Written problem =>
Copy every entry exactly.

──────── Records for the exercise ────────

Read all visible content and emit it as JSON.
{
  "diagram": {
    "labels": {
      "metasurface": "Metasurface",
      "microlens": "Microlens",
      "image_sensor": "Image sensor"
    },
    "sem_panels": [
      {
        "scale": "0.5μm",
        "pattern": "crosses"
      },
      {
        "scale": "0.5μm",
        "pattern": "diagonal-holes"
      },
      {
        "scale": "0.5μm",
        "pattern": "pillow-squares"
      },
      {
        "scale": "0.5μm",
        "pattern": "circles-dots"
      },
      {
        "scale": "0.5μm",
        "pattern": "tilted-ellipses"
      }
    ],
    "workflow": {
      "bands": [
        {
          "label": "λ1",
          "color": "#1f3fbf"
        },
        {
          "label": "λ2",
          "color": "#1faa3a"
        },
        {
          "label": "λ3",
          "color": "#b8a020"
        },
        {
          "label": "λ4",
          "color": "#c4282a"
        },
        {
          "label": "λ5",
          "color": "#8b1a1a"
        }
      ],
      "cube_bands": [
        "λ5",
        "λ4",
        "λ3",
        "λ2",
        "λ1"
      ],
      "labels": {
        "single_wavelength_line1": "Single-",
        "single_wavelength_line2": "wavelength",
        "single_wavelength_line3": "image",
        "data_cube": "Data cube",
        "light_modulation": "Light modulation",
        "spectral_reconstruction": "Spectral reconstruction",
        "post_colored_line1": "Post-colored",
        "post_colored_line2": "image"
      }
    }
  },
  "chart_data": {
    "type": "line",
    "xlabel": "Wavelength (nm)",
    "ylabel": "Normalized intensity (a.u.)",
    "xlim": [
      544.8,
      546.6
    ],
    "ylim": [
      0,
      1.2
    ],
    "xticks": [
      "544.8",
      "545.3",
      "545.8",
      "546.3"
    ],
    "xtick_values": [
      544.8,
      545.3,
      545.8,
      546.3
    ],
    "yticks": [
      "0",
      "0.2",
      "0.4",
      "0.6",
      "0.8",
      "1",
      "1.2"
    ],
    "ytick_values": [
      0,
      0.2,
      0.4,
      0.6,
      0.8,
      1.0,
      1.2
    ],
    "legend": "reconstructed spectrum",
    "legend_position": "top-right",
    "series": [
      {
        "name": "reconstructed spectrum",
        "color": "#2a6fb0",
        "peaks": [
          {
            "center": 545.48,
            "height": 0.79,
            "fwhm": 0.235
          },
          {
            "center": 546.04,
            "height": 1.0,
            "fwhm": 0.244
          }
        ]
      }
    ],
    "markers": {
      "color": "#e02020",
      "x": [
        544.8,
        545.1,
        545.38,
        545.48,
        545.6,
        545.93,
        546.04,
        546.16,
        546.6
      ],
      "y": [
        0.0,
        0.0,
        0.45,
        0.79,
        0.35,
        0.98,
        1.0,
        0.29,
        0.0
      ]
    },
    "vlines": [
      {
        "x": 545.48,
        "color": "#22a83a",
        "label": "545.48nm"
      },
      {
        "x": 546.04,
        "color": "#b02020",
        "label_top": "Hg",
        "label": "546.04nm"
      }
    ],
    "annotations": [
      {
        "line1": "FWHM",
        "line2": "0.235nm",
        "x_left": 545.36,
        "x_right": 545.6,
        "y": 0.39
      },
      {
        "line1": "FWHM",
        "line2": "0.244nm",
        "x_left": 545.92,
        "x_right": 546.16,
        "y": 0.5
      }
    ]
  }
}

────────

Exercise solution =>
Read all visible content and emit it as JSON.
{
  "diagram": {
    "labels": {
      "metasurface": "Metasurface",
      "microlens": "Microlens",
      "image_sensor": "Image sensor"
    },
    "sem_panels": [
      {
        "scale": "0.5μm",
        "pattern": "crosses"
      },
      {
        "scale": "0.5μm",
        "pattern": "diagonal-holes"
      },
      {
        "scale": "0.5μm",
        "pattern": "pillow-squares"
      },
      {
        "scale": "0.5μm",
        "pattern": "circles-dots"
      },
      {
        "scale": "0.5μm",
        "pattern": "tilted-ellipses"
      }
    ],
    "workflow": {
      "bands": [
        {
          "label": "λ1",
          "color": "#1f3fbf"
        },
        {
          "label": "λ2",
          "color": "#1faa3a"
        },
        {
          "label": "λ3",
          "color": "#b8a020"
        },
        {
          "label": "λ4",
          "color": "#c4282a"
        },
        {
          "label": "λ5",
          "color": "#8b1a1a"
        }
      ],
      "cube_bands": [
        "λ5",
        "λ4",
        "λ3",
        "λ2",
        "λ1"
      ],
      "labels": {
        "single_wavelength_line1": "Single-",
        "single_wavelength_line2": "wavelength",
        "single_wavelength_line3": "image",
        "data_cube": "Data cube",
        "light_modulation": "Light modulation",
        "spectral_reconstruction": "Spectral reconstruction",
        "post_colored_line1": "Post-colored",
        "post_colored_line2": "image"
      }
    }
  },
  "chart_data": {
    "type": "line",
    "xlabel": "Wavelength (nm)",
    "ylabel": "Normalized intensity (a.u.)",
    "xlim": [
      544.8,
      546.6
    ],
    "ylim": [
      0,
      1.2
    ],
    "xticks": [
      "544.8",
      "545.3",
      "545.8",
      "546.3"
    ],
    "xtick_values": [
      544.8,
      545.3,
      545.8,
      546.3
    ],
    "yticks": [
      "0",
      "0.2",
      "0.4",
      "0.6",
      "0.8",
      "1",
      "1.2"
    ],
    "ytick_values": [
      0,
      0.2,
      0.4,
      0.6,
      0.8,
      1.0,
      1.2
    ],
    "legend": "reconstructed spectrum",
    "legend_position": "top-right",
    "series": [
      {
        "name": "reconstructed spectrum",
        "color": "#2a6fb0",
        "peaks": [
          {
            "center": 545.48,
            "height": 0.79,
            "fwhm": 0.235
          },
          {
            "center": 546.04,
            "height": 1.0,
            "fwhm": 0.244
          }
        ]
      }
    ],
    "markers": {
      "color": "#e02020",
      "x": [
        544.8,
        545.1,
        545.38,
        545.48,
        545.6,
        545.93,
        546.04,
        546.16,
        546.6
      ],
      "y": [
        0.0,
        0.0,
        0.45,
        0.79,
        0.35,
        0.98,
        1.0,
        0.29,
        0.0
      ]
    },
    "vlines": [
      {
        "x": 545.48,
        "color": "#22a83a",
        "label": "545.48nm"
      },
      {
        "x": 546.04,
        "color": "#b02020",
        "label_top": "Hg",
        "label": "546.04nm"
      }
    ],
    "annotations": [
      {
        "line1": "FWHM",
        "line2": "0.235nm",
        "x_left": 545.36,
        "x_right": 545.6,
        "y": 0.39
      },
      {
        "line1": "FWHM",
        "line2": "0.244nm",
        "x_left": 545.92,
        "x_right": 546.16,
        "y": 0.5
      }
    ]
  }
}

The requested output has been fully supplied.